**Directions for this task**
List every line in the rows below that contains the string "class".
^^^^^^^^
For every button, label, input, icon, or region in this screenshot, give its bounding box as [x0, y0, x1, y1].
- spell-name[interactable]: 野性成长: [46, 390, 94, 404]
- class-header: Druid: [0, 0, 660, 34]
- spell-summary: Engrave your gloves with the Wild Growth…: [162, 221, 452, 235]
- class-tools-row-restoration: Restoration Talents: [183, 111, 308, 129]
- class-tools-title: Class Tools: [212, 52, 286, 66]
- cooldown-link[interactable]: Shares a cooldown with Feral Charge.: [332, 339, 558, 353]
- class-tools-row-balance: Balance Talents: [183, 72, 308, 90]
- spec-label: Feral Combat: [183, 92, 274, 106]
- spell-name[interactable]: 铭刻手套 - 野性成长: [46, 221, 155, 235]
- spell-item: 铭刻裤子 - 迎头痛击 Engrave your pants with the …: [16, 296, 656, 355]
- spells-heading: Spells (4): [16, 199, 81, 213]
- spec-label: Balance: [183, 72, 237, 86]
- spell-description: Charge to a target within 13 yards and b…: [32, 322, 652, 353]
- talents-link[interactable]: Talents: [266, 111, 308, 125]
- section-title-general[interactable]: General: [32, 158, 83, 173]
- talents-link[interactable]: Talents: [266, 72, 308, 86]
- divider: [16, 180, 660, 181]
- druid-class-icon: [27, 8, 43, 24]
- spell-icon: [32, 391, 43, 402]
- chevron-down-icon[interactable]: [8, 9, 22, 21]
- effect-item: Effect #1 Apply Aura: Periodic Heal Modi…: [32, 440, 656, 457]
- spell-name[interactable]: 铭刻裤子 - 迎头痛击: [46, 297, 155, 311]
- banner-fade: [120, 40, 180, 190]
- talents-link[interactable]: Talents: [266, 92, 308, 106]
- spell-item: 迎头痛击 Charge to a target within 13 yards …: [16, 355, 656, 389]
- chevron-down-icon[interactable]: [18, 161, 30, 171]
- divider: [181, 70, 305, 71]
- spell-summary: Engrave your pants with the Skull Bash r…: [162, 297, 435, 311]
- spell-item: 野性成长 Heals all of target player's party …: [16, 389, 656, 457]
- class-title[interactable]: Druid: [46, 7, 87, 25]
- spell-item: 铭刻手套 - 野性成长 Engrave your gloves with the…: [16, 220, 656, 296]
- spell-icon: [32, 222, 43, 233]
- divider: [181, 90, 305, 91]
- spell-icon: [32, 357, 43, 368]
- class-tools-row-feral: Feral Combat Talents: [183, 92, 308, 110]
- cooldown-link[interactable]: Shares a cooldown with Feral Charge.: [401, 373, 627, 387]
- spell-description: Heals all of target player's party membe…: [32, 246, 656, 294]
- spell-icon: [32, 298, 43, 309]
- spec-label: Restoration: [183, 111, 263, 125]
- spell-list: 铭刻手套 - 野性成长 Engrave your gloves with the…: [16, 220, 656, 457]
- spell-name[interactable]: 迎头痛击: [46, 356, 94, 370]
^^^^^^^^
**Response to this task**
- class-header: Druid: [0, 0, 660, 34]
- class-tools-row-restoration: Restoration Talents: [183, 111, 308, 129]
- class-tools-title: Class Tools: [212, 52, 286, 66]
- class-tools-row-balance: Balance Talents: [183, 72, 308, 90]
- druid-class-icon: [27, 8, 43, 24]
- class-title[interactable]: Druid: [46, 7, 87, 25]
- class-tools-row-feral: Feral Combat Talents: [183, 92, 308, 110]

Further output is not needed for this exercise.